Task instructions
Among the lines below, count those containing the word "Units". Give the number only.
........
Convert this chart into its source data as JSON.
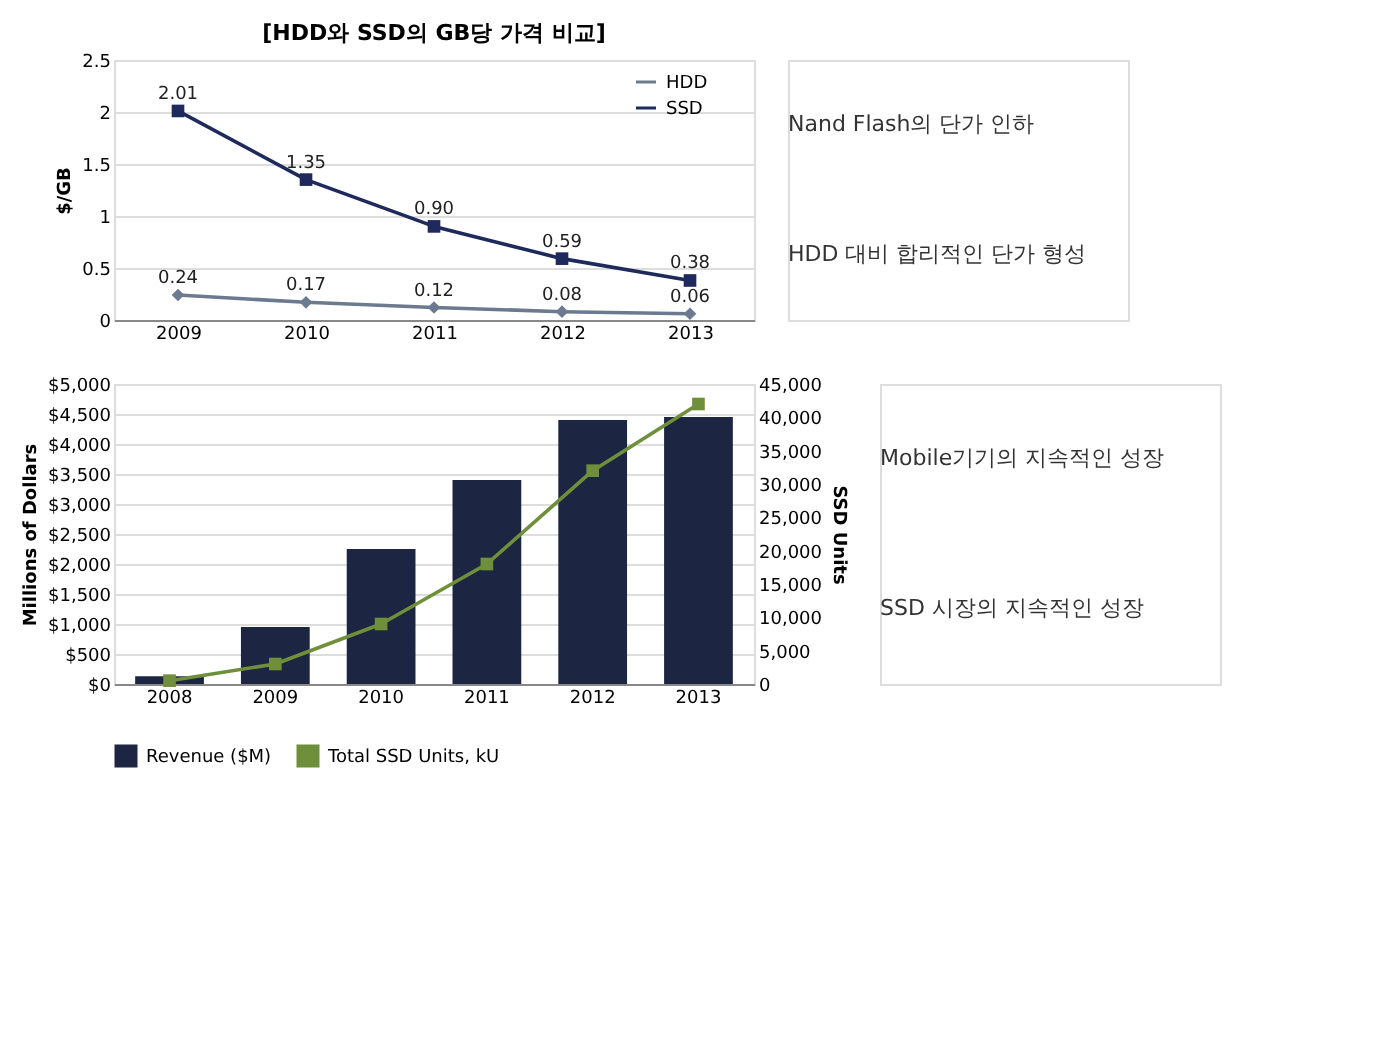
{
  "chart_data": [
    {
      "type": "line",
      "title": "[HDD와 SSD의 GB당 가격 비교]",
      "ylabel": "$/GB",
      "categories": [
        "2009",
        "2010",
        "2011",
        "2012",
        "2013"
      ],
      "series": [
        {
          "name": "HDD",
          "color": "#6b7a8f",
          "marker": "diamond",
          "values": [
            0.24,
            0.17,
            0.12,
            0.08,
            0.06
          ],
          "value_labels": [
            "0.24",
            "0.17",
            "0.12",
            "0.08",
            "0.06"
          ]
        },
        {
          "name": "SSD",
          "color": "#1f2a5c",
          "marker": "square",
          "values": [
            2.01,
            1.35,
            0.9,
            0.59,
            0.38
          ],
          "value_labels": [
            "2.01",
            "1.35",
            "0.90",
            "0.59",
            "0.38"
          ]
        }
      ],
      "ylim": [
        0,
        2.5
      ],
      "yticks": [
        0,
        0.5,
        1,
        1.5,
        2,
        2.5
      ],
      "grid": "y",
      "legend": "top right",
      "annotations": [
        "Nand Flash의 단가 인하",
        "HDD 대비 합리적인 단가 형성"
      ]
    },
    {
      "type": "bar",
      "ylabel": "Millions of Dollars",
      "y2label": "SSD Units",
      "categories": [
        "2008",
        "2009",
        "2010",
        "2011",
        "2012",
        "2013"
      ],
      "series": [
        {
          "name": "Revenue ($M)",
          "type": "bar",
          "color": "#1c2541",
          "values": [
            130,
            950,
            2250,
            3400,
            4400,
            4450
          ]
        },
        {
          "name": "Total SSD Units, kU",
          "type": "line",
          "axis": "y2",
          "marker": "square",
          "color": "#6f8f3a",
          "values": [
            500,
            3000,
            9000,
            18000,
            32000,
            42000
          ]
        }
      ],
      "ylim": [
        0,
        5000
      ],
      "yticks": [
        {
          "value": 0,
          "label": "$0"
        },
        {
          "value": 500,
          "label": "$500"
        },
        {
          "value": 1000,
          "label": "$1,000"
        },
        {
          "value": 1500,
          "label": "$1,500"
        },
        {
          "value": 2000,
          "label": "$2,000"
        },
        {
          "value": 2500,
          "label": "$2,500"
        },
        {
          "value": 3000,
          "label": "$3,000"
        },
        {
          "value": 3500,
          "label": "$3,500"
        },
        {
          "value": 4000,
          "label": "$4,000"
        },
        {
          "value": 4500,
          "label": "$4,500"
        },
        {
          "value": 5000,
          "label": "$5,000"
        }
      ],
      "y2lim": [
        0,
        45000
      ],
      "y2ticks": [
        0,
        {
          "value": 5000,
          "label": "5,000"
        },
        {
          "value": 10000,
          "label": "10,000"
        },
        {
          "value": 15000,
          "label": "15,000"
        },
        {
          "value": 20000,
          "label": "20,000"
        },
        {
          "value": 25000,
          "label": "25,000"
        },
        {
          "value": 30000,
          "label": "30,000"
        },
        {
          "value": 35000,
          "label": "35,000"
        },
        {
          "value": 40000,
          "label": "40,000"
        },
        {
          "value": 45000,
          "label": "45,000"
        }
      ],
      "grid": "y",
      "legend": "bottom",
      "annotations": [
        "Mobile기기의 지속적인 성장",
        "SSD 시장의 지속적인 성장"
      ]
    }
  ]
}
........
Exercise answer
2